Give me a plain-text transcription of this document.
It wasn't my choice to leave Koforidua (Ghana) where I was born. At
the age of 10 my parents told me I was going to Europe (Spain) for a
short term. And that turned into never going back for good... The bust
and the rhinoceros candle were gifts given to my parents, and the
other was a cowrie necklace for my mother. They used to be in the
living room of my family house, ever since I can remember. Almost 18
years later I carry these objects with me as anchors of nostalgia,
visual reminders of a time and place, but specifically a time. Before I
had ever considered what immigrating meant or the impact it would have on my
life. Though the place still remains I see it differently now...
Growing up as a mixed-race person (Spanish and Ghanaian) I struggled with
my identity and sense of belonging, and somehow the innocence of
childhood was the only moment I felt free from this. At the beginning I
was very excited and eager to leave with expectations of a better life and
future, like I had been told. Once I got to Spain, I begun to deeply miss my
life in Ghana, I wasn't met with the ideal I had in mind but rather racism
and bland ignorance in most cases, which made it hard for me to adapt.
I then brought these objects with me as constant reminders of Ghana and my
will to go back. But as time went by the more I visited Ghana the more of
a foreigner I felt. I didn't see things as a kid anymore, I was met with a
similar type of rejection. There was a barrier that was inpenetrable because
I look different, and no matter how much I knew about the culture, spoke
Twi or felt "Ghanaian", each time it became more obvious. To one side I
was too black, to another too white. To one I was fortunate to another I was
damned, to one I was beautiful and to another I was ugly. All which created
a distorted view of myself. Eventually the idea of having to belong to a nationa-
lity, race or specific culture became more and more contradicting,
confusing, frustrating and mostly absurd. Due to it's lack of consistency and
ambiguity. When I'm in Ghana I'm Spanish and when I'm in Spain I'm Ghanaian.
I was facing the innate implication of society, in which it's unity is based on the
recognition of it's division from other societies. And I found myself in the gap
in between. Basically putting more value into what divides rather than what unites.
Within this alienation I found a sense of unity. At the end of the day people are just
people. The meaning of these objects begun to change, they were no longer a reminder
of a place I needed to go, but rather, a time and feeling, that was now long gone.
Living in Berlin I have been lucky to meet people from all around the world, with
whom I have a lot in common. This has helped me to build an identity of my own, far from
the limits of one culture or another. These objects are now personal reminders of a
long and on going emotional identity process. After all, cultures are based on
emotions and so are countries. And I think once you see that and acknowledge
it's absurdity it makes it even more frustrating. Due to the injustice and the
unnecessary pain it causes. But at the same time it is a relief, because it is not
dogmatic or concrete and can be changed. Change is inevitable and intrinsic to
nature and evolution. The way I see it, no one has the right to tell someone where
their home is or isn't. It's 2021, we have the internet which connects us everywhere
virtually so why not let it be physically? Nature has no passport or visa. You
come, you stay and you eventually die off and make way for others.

▸ Aim of the exercise
Gather from the records above every line containing the string "identity".

▸ The output
my identity and sense of belonging, and somehow the innocence of
whom I have a lot in common. This has helped me to build an identity of my own, far from
long and on going emotional identity process. After all, cultures are based on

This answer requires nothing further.